↓↓↓

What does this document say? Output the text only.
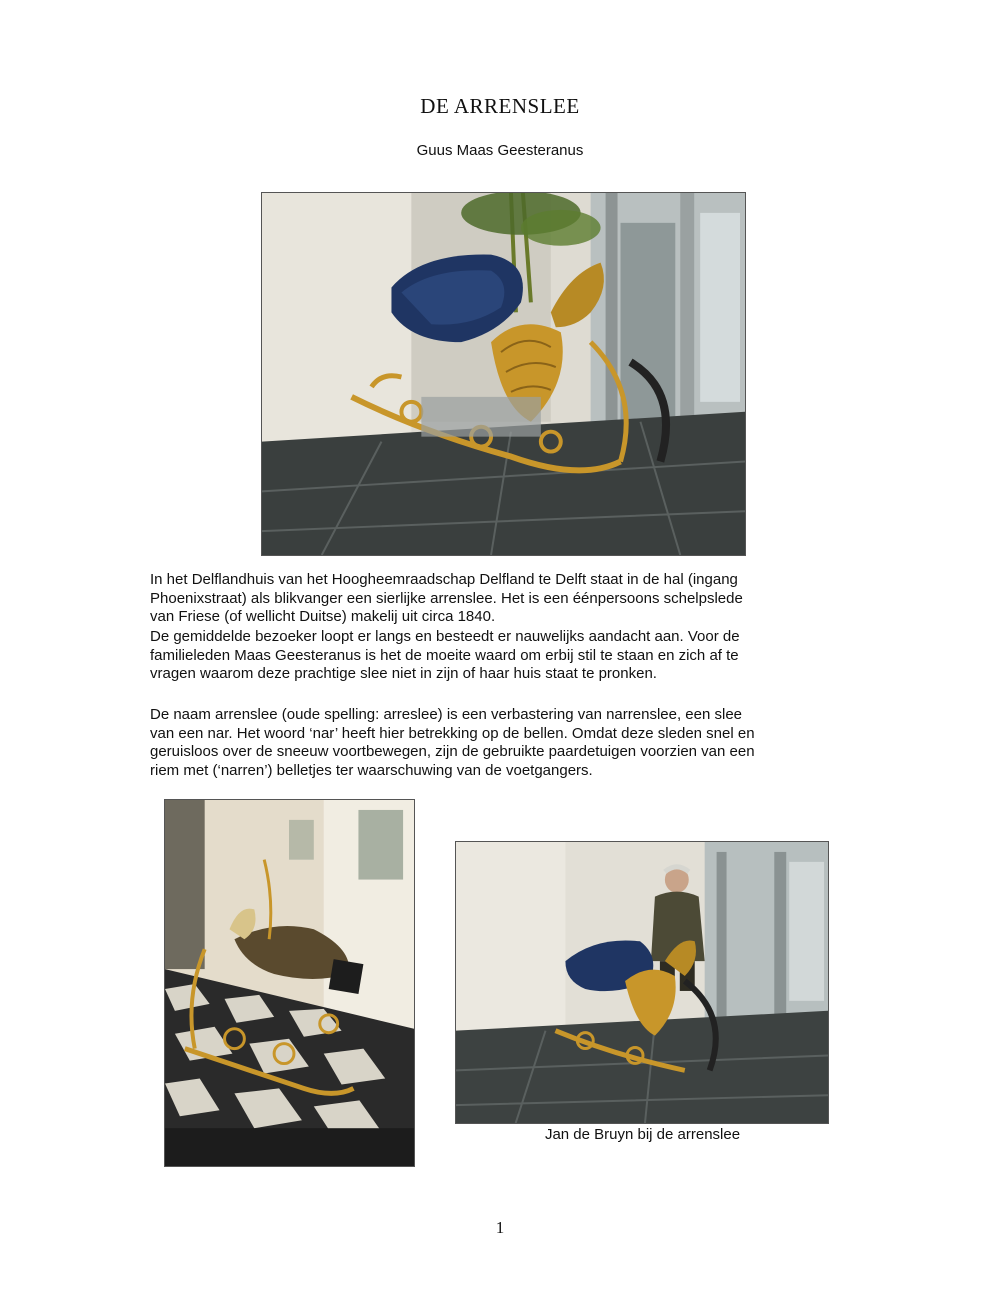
DE ARRENSLEE
Guus Maas Geesteranus

In het Delflandhuis van het Hoogheemraadschap Delfland te Delft staat in de hal (ingang

Phoenixstraat) als blikvanger een sierlijke arrenslee. Het is een éénpersoons schelpslede

van Friese (of wellicht Duitse) makelij uit circa 1840.

De gemiddelde bezoeker loopt er langs en besteedt er nauwelijks aandacht aan. Voor de

familieleden Maas Geesteranus is het de moeite waard om erbij stil te staan en zich af te

vragen waarom deze prachtige slee niet in zijn of haar huis staat te pronken.

De naam arrenslee (oude spelling: arreslee) is een verbastering van narrenslee, een slee

van een nar. Het woord ‘nar’ heeft hier betrekking op de bellen. Omdat deze sleden snel en

geruisloos over de sneeuw voortbewegen, zijn de gebruikte paardetuigen voorzien van een

riem met (‘narren’) belletjes ter waarschuwing van de voetgangers.

Jan de Bruyn bij de arrenslee
1
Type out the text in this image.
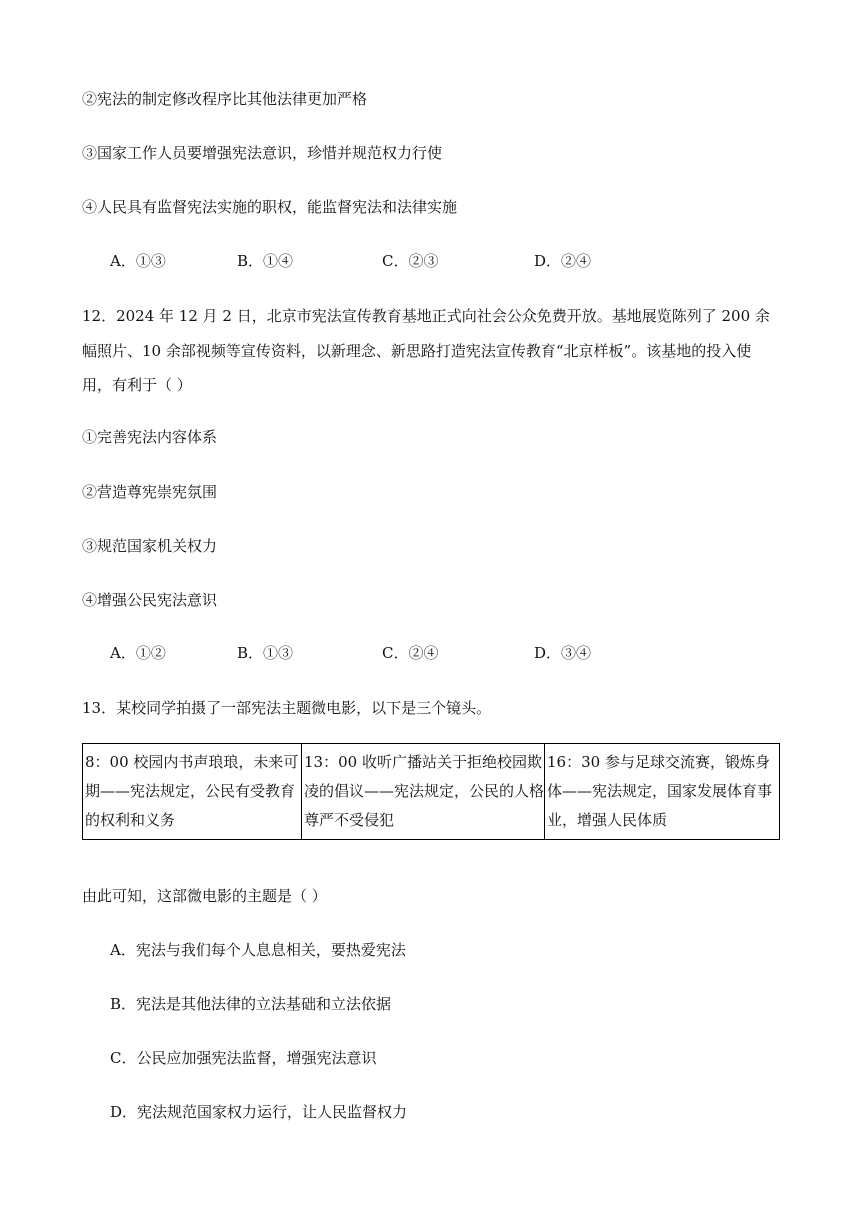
②宪法的制定修改程序比其他法律更加严格
③国家工作人员要增强宪法意识，珍惜并规范权力行使
④人民具有监督宪法实施的职权，能监督宪法和法律实施
A．①③	B．①④	C．②③	D．②④
12．2024 年 12 月 2 日，北京市宪法宣传教育基地正式向社会公众免费开放。基地展览陈列了 200 余
幅照片、10 余部视频等宣传资料，以新理念、新思路打造宪法宣传教育“北京样板”。该基地的投入使
用，有利于（ ）
①完善宪法内容体系
②营造尊宪崇宪氛围
③规范国家机关权力
④增强公民宪法意识
A．①②	B．①③	C．②④	D．③④
13．某校同学拍摄了一部宪法主题微电影，以下是三个镜头。
8：00 校园内书声琅琅，未来可期——宪法规定，公民有受教育的权利和义务	13：00 收听广播站关于拒绝校园欺凌的倡议——宪法规定，公民的人格尊严不受侵犯	16：30 参与足球交流赛，锻炼身体——宪法规定，国家发展体育事业，增强人民体质
由此可知，这部微电影的主题是（ ）
A．宪法与我们每个人息息相关，要热爱宪法
B．宪法是其他法律的立法基础和立法依据
C．公民应加强宪法监督，增强宪法意识
D．宪法规范国家权力运行，让人民监督权力
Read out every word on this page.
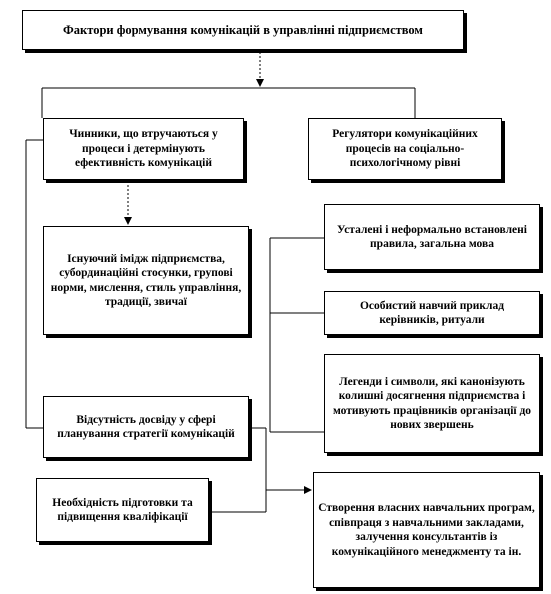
Фактори формування комунікацій в управлінні підприємством
Чинники, що втручаються у процеси і детермінують ефективність комунікацій
Регулятори комунікаційних процесів на соціально-психологічному рівні
Існуючий імідж підприємства, субординаційні стосунки, групові норми, мислення, стиль управління, традиції, звичаї
Усталені і неформально встановлені правила, загальна мова
Особистий навчий приклад керівників, ритуали
Легенди і символи, які канонізують колишні досягнення підприємства і мотивують працівників організації до нових звершень
Відсутність досвіду у сфері планування стратегії комунікацій
Необхідність підготовки та підвищення кваліфікації
Створення власних навчальних програм, співпраця з навчальними закладами, залучення консультантів із комунікаційного менеджменту та ін.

↑↑↑

> [Exercise] Check each line above for the word "staat" and copy the ones that have it.

> [Task answer]
In het Delflandhuis van het Hoogheemraadschap Delfland te Delft staat in de hal (ingang
vragen waarom deze prachtige slee niet in zijn of haar huis staat te pronken.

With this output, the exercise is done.